Google is expanding external access to CodeMender, its AI agent for code security, and is positioning it as a tool to flag and fix vulnerabilities across large code bases. Management said it has already discussed use cases with governments and enterprises, signaling potential commercialization in cybersecurity. The move underscores growing competition with Anthropic and OpenAI in AI-driven security products.

Analysis

This is less a product launch than a monetization strategy shift: AI labs are trying to turn frontier-model spend into a cybersecurity wedge with higher willingness-to-pay and lower churn than consumer AI. The second-order effect is that security becomes one of the few enterprise use cases where “bigger model” is an actual feature, not just a cost center, which should improve pricing power for the largest labs while pressuring smaller model vendors that cannot credibly promise autonomous remediation. For GOOGL, the key positive is not near-term revenue but distribution leverage. Security buyers are sticky, compliance-heavy, and expand through internal champions once a tool is embedded in audit/remediation workflows; that can create multi-year seat expansion and cloud pull-through even if standalone CodeMender revenue is modest at first. The more interesting implication is competitive: if Google can attach security tooling to its broader cloud/Workspace stack, it can use a low-friction land-and-expand path that is harder for pure-play cybersecurity firms to replicate without a general-purpose model backbone. The main risk is trust, not technology. If an AI agent mis-fixes code in production, one highly public failure could freeze procurement for quarters, especially in regulated verticals, so adoption likely starts in advisory mode before moving to autonomous remediation over 6-18 months. There is also a potential margin tradeoff: if cybersecurity becomes the new arms race inside frontier AI, labs may have to subsidize enterprise access to gain share, which could delay visible earnings contribution even as strategic value rises. Consensus may be underestimating how much this shifts enterprise AI spending away from generic copilots and toward high-ROI, compliance-adjacent workflows. That should support the leaders in the model race, but it also raises the bar for cybersecurity incumbents whose differentiation was workflow plus detection; they now face credible competition from providers that can both find and fix vulnerabilities at scale.

#### [GIVEN RECORDS]

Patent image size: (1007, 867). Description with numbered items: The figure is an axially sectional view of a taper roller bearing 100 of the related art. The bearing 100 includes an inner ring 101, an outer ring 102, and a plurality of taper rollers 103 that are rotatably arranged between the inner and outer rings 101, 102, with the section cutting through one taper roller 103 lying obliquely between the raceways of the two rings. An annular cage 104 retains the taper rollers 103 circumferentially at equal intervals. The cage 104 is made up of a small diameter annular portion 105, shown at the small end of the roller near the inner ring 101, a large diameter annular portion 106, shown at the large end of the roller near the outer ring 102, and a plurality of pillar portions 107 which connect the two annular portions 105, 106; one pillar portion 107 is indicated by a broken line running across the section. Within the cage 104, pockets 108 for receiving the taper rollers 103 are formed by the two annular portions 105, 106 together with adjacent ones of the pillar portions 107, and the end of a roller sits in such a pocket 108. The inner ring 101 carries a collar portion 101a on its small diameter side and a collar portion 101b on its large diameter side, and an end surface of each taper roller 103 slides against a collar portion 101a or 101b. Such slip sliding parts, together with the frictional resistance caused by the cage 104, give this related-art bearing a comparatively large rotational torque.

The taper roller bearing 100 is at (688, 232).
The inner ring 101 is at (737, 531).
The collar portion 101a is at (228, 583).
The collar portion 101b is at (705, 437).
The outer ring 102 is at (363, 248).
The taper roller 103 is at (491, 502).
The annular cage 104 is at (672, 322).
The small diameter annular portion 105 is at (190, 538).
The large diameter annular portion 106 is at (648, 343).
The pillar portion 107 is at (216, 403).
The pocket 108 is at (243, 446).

#### [WHAT THE EXERCISE ASKS]
In the text about Google's CodeMender, copy out everything from "Google is expanding" down to "AI-driven security products.".

#### [RESPONSE BOX]
Google is expanding external access to CodeMender, its AI agent for code security, and is positioning it as a tool to flag and fix vulnerabilities across large code bases. Management said it has already discussed use cases with governments and enterprises, signaling potential commercialization in cybersecurity. The move underscores growing competition with Anthropic and OpenAI in AI-driven security products.